Aim of the exercise -> Exactly reproduce the entries, dropping any pictures from your copy.

Record extracts ->
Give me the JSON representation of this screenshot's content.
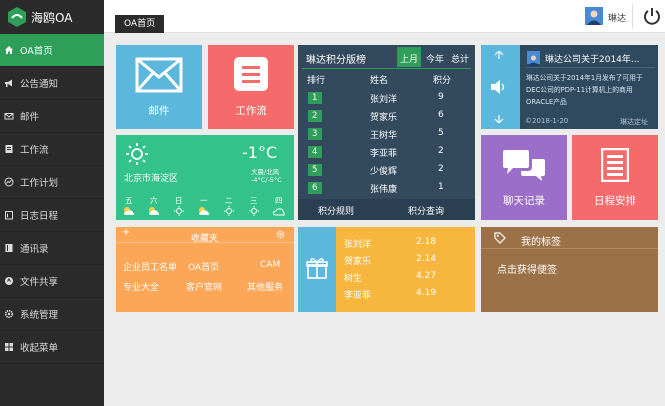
{
  "app": {
    "logo_text": "海鸥OA"
  },
  "sidebar": {
    "items": [
      {
        "label": "OA首页",
        "icon": "home-icon"
      },
      {
        "label": "公告通知",
        "icon": "megaphone-icon"
      },
      {
        "label": "邮件",
        "icon": "mail-icon"
      },
      {
        "label": "工作流",
        "icon": "list-icon"
      },
      {
        "label": "工作计划",
        "icon": "chart-icon"
      },
      {
        "label": "日志日程",
        "icon": "calendar-icon"
      },
      {
        "label": "通讯录",
        "icon": "book-icon"
      },
      {
        "label": "文件共享",
        "icon": "share-icon"
      },
      {
        "label": "系统管理",
        "icon": "gear-icon"
      },
      {
        "label": "收起菜单",
        "icon": "grid-icon"
      }
    ]
  },
  "header": {
    "breadcrumb": "OA首页",
    "user_name": "琳达"
  },
  "tiles": {
    "mail": {
      "label": "邮件"
    },
    "workflow": {
      "label": "工作流"
    },
    "ranking": {
      "title": "琳达积分版榜",
      "tabs": [
        "上月",
        "今年",
        "总计"
      ],
      "headers": {
        "rank": "排行",
        "name": "姓名",
        "score": "积分"
      },
      "rows": [
        {
          "rank": "1",
          "name": "张刘洋",
          "score": "9"
        },
        {
          "rank": "2",
          "name": "贺家乐",
          "score": "6"
        },
        {
          "rank": "3",
          "name": "王树华",
          "score": "5"
        },
        {
          "rank": "4",
          "name": "李亚菲",
          "score": "2"
        },
        {
          "rank": "5",
          "name": "少俊辉",
          "score": "2"
        },
        {
          "rank": "6",
          "name": "张伟康",
          "score": "1"
        }
      ],
      "footer": [
        "积分规则",
        "积分查询"
      ]
    },
    "notice": {
      "title": "琳达公司关于2014年...",
      "body": "琳达公司关于2014年1月发布了可用于DEC公司的PDP-11计算机上的商用ORACLE产品",
      "date": "©2018-1-20",
      "author": "琳达定址"
    },
    "weather": {
      "temp": "-1°C",
      "location": "北京市海淀区",
      "wind": "大晨/北风",
      "range": "-4°C/-5°C",
      "days": [
        "五",
        "六",
        "日",
        "一",
        "二",
        "三",
        "四"
      ]
    },
    "chat": {
      "label": "聊天记录"
    },
    "schedule": {
      "label": "日程安排"
    },
    "favorites": {
      "title": "收藏夹",
      "links": [
        "企业员工名单",
        "OA首页",
        "CAM",
        "专业大全",
        "客户官网",
        "其他服务"
      ]
    },
    "gift": {
      "rows": [
        {
          "name": "张刘洋",
          "value": "2.18"
        },
        {
          "name": "贺家乐",
          "value": "2.14"
        },
        {
          "name": "树生",
          "value": "4.27"
        },
        {
          "name": "李亚菲",
          "value": "4.19"
        }
      ]
    },
    "tags": {
      "title": "我的标签",
      "subtitle": "点击获得便签"
    }
  }
}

Correct result ->
Give me the JSON representation of this screenshot's content.
{
  "app": {
    "logo_text": "海鸥OA"
  },
  "sidebar": {
    "items": [
      {
        "label": "OA首页",
        "icon": "home-icon"
      },
      {
        "label": "公告通知",
        "icon": "megaphone-icon"
      },
      {
        "label": "邮件",
        "icon": "mail-icon"
      },
      {
        "label": "工作流",
        "icon": "list-icon"
      },
      {
        "label": "工作计划",
        "icon": "chart-icon"
      },
      {
        "label": "日志日程",
        "icon": "calendar-icon"
      },
      {
        "label": "通讯录",
        "icon": "book-icon"
      },
      {
        "label": "文件共享",
        "icon": "share-icon"
      },
      {
        "label": "系统管理",
        "icon": "gear-icon"
      },
      {
        "label": "收起菜单",
        "icon": "grid-icon"
      }
    ]
  },
  "header": {
    "breadcrumb": "OA首页",
    "user_name": "琳达"
  },
  "tiles": {
    "mail": {
      "label": "邮件"
    },
    "workflow": {
      "label": "工作流"
    },
    "ranking": {
      "title": "琳达积分版榜",
      "tabs": [
        "上月",
        "今年",
        "总计"
      ],
      "headers": {
        "rank": "排行",
        "name": "姓名",
        "score": "积分"
      },
      "rows": [
        {
          "rank": "1",
          "name": "张刘洋",
          "score": "9"
        },
        {
          "rank": "2",
          "name": "贺家乐",
          "score": "6"
        },
        {
          "rank": "3",
          "name": "王树华",
          "score": "5"
        },
        {
          "rank": "4",
          "name": "李亚菲",
          "score": "2"
        },
        {
          "rank": "5",
          "name": "少俊辉",
          "score": "2"
        },
        {
          "rank": "6",
          "name": "张伟康",
          "score": "1"
        }
      ],
      "footer": [
        "积分规则",
        "积分查询"
      ]
    },
    "notice": {
      "title": "琳达公司关于2014年...",
      "body": "琳达公司关于2014年1月发布了可用于DEC公司的PDP-11计算机上的商用ORACLE产品",
      "date": "©2018-1-20",
      "author": "琳达定址"
    },
    "weather": {
      "temp": "-1°C",
      "location": "北京市海淀区",
      "wind": "大晨/北风",
      "range": "-4°C/-5°C",
      "days": [
        "五",
        "六",
        "日",
        "一",
        "二",
        "三",
        "四"
      ]
    },
    "chat": {
      "label": "聊天记录"
    },
    "schedule": {
      "label": "日程安排"
    },
    "favorites": {
      "title": "收藏夹",
      "links": [
        "企业员工名单",
        "OA首页",
        "CAM",
        "专业大全",
        "客户官网",
        "其他服务"
      ]
    },
    "gift": {
      "rows": [
        {
          "name": "张刘洋",
          "value": "2.18"
        },
        {
          "name": "贺家乐",
          "value": "2.14"
        },
        {
          "name": "树生",
          "value": "4.27"
        },
        {
          "name": "李亚菲",
          "value": "4.19"
        }
      ]
    },
    "tags": {
      "title": "我的标签",
      "subtitle": "点击获得便签"
    }
  }
}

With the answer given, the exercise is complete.